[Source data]
[start]
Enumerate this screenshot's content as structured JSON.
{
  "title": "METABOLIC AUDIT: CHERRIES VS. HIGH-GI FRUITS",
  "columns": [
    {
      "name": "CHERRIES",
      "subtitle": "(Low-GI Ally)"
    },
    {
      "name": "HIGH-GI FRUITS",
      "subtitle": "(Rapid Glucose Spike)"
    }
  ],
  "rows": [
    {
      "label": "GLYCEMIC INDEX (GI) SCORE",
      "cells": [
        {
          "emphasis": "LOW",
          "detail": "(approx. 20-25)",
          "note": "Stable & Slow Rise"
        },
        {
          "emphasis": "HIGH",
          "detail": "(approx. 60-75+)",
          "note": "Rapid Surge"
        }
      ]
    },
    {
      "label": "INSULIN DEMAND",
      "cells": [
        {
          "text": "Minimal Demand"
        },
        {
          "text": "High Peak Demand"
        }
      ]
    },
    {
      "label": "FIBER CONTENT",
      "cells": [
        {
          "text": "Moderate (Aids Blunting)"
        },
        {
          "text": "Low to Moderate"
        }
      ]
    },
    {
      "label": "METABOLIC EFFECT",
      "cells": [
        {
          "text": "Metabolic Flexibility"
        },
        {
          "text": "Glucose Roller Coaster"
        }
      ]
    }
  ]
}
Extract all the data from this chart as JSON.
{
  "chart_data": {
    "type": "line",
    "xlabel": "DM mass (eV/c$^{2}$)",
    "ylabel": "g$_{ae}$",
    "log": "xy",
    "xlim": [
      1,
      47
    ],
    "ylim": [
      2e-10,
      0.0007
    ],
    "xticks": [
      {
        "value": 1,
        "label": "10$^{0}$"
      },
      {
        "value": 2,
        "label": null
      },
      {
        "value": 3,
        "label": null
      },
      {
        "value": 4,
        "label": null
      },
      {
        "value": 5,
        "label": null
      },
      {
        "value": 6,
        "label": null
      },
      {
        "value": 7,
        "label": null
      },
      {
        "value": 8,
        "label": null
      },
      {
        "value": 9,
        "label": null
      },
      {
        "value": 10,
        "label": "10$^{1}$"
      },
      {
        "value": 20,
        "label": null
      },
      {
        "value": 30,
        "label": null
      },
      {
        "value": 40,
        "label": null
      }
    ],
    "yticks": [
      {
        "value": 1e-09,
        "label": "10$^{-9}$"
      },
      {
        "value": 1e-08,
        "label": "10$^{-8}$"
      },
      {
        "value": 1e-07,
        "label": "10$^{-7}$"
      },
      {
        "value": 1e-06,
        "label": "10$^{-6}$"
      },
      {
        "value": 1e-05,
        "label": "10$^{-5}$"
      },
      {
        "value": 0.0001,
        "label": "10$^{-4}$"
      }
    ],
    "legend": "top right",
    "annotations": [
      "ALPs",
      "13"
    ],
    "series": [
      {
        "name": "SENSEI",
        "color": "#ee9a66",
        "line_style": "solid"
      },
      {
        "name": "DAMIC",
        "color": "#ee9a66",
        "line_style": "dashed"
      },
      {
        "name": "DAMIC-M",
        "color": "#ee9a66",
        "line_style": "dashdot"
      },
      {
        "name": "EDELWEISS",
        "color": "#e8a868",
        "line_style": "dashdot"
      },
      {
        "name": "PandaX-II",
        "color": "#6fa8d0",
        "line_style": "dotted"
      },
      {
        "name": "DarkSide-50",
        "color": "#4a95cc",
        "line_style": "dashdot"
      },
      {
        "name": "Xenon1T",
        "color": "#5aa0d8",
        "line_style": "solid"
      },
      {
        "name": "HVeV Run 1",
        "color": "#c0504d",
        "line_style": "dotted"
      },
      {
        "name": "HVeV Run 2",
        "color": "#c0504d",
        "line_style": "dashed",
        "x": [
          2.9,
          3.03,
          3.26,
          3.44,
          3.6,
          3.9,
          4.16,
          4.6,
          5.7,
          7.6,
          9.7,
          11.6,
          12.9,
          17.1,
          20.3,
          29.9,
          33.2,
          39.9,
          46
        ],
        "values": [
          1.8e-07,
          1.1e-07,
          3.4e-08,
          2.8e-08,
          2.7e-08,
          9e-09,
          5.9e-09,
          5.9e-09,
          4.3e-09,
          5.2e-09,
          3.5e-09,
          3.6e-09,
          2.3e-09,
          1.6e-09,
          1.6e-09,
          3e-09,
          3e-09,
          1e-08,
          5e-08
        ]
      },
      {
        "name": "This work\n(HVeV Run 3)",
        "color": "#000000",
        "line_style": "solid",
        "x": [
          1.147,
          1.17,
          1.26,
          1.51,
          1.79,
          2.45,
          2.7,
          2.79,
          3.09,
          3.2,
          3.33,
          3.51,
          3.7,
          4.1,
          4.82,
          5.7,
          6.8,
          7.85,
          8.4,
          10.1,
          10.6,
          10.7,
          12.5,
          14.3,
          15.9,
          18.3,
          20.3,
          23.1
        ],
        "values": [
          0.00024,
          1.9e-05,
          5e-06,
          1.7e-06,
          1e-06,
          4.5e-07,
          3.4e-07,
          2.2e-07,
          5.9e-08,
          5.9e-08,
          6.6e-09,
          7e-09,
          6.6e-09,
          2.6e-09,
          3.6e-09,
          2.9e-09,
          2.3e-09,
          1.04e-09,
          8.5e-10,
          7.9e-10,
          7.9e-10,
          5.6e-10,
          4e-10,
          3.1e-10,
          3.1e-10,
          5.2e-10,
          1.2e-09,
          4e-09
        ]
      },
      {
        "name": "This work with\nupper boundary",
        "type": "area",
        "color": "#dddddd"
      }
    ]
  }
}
[end]
Short problem: Using the entries above, please restate each one word for word.

Problem solution:
Enumerate this screenshot's content as structured JSON.
{
  "title": "METABOLIC AUDIT: CHERRIES VS. HIGH-GI FRUITS",
  "columns": [
    {
      "name": "CHERRIES",
      "subtitle": "(Low-GI Ally)"
    },
    {
      "name": "HIGH-GI FRUITS",
      "subtitle": "(Rapid Glucose Spike)"
    }
  ],
  "rows": [
    {
      "label": "GLYCEMIC INDEX (GI) SCORE",
      "cells": [
        {
          "emphasis": "LOW",
          "detail": "(approx. 20-25)",
          "note": "Stable & Slow Rise"
        },
        {
          "emphasis": "HIGH",
          "detail": "(approx. 60-75+)",
          "note": "Rapid Surge"
        }
      ]
    },
    {
      "label": "INSULIN DEMAND",
      "cells": [
        {
          "text": "Minimal Demand"
        },
        {
          "text": "High Peak Demand"
        }
      ]
    },
    {
      "label": "FIBER CONTENT",
      "cells": [
        {
          "text": "Moderate (Aids Blunting)"
        },
        {
          "text": "Low to Moderate"
        }
      ]
    },
    {
      "label": "METABOLIC EFFECT",
      "cells": [
        {
          "text": "Metabolic Flexibility"
        },
        {
          "text": "Glucose Roller Coaster"
        }
      ]
    }
  ]
}
Extract all the data from this chart as JSON.
{
  "chart_data": {
    "type": "line",
    "xlabel": "DM mass (eV/c$^{2}$)",
    "ylabel": "g$_{ae}$",
    "log": "xy",
    "xlim": [
      1,
      47
    ],
    "ylim": [
      2e-10,
      0.0007
    ],
    "xticks": [
      {
        "value": 1,
        "label": "10$^{0}$"
      },
      {
        "value": 2,
        "label": null
      },
      {
        "value": 3,
        "label": null
      },
      {
        "value": 4,
        "label": null
      },
      {
        "value": 5,
        "label": null
      },
      {
        "value": 6,
        "label": null
      },
      {
        "value": 7,
        "label": null
      },
      {
        "value": 8,
        "label": null
      },
      {
        "value": 9,
        "label": null
      },
      {
        "value": 10,
        "label": "10$^{1}$"
      },
      {
        "value": 20,
        "label": null
      },
      {
        "value": 30,
        "label": null
      },
      {
        "value": 40,
        "label": null
      }
    ],
    "yticks": [
      {
        "value": 1e-09,
        "label": "10$^{-9}$"
      },
      {
        "value": 1e-08,
        "label": "10$^{-8}$"
      },
      {
        "value": 1e-07,
        "label": "10$^{-7}$"
      },
      {
        "value": 1e-06,
        "label": "10$^{-6}$"
      },
      {
        "value": 1e-05,
        "label": "10$^{-5}$"
      },
      {
        "value": 0.0001,
        "label": "10$^{-4}$"
      }
    ],
    "legend": "top right",
    "annotations": [
      "ALPs",
      "13"
    ],
    "series": [
      {
        "name": "SENSEI",
        "color": "#ee9a66",
        "line_style": "solid"
      },
      {
        "name": "DAMIC",
        "color": "#ee9a66",
        "line_style": "dashed"
      },
      {
        "name": "DAMIC-M",
        "color": "#ee9a66",
        "line_style": "dashdot"
      },
      {
        "name": "EDELWEISS",
        "color": "#e8a868",
        "line_style": "dashdot"
      },
      {
        "name": "PandaX-II",
        "color": "#6fa8d0",
        "line_style": "dotted"
      },
      {
        "name": "DarkSide-50",
        "color": "#4a95cc",
        "line_style": "dashdot"
      },
      {
        "name": "Xenon1T",
        "color": "#5aa0d8",
        "line_style": "solid"
      },
      {
        "name": "HVeV Run 1",
        "color": "#c0504d",
        "line_style": "dotted"
      },
      {
        "name": "HVeV Run 2",
        "color": "#c0504d",
        "line_style": "dashed",
        "x": [
          2.9,
          3.03,
          3.26,
          3.44,
          3.6,
          3.9,
          4.16,
          4.6,
          5.7,
          7.6,
          9.7,
          11.6,
          12.9,
          17.1,
          20.3,
          29.9,
          33.2,
          39.9,
          46
        ],
        "values": [
          1.8e-07,
          1.1e-07,
          3.4e-08,
          2.8e-08,
          2.7e-08,
          9e-09,
          5.9e-09,
          5.9e-09,
          4.3e-09,
          5.2e-09,
          3.5e-09,
          3.6e-09,
          2.3e-09,
          1.6e-09,
          1.6e-09,
          3e-09,
          3e-09,
          1e-08,
          5e-08
        ]
      },
      {
        "name": "This work\n(HVeV Run 3)",
        "color": "#000000",
        "line_style": "solid",
        "x": [
          1.147,
          1.17,
          1.26,
          1.51,
          1.79,
          2.45,
          2.7,
          2.79,
          3.09,
          3.2,
          3.33,
          3.51,
          3.7,
          4.1,
          4.82,
          5.7,
          6.8,
          7.85,
          8.4,
          10.1,
          10.6,
          10.7,
          12.5,
          14.3,
          15.9,
          18.3,
          20.3,
          23.1
        ],
        "values": [
          0.00024,
          1.9e-05,
          5e-06,
          1.7e-06,
          1e-06,
          4.5e-07,
          3.4e-07,
          2.2e-07,
          5.9e-08,
          5.9e-08,
          6.6e-09,
          7e-09,
          6.6e-09,
          2.6e-09,
          3.6e-09,
          2.9e-09,
          2.3e-09,
          1.04e-09,
          8.5e-10,
          7.9e-10,
          7.9e-10,
          5.6e-10,
          4e-10,
          3.1e-10,
          3.1e-10,
          5.2e-10,
          1.2e-09,
          4e-09
        ]
      },
      {
        "name": "This work with\nupper boundary",
        "type": "area",
        "color": "#dddddd"
      }
    ]
  }
}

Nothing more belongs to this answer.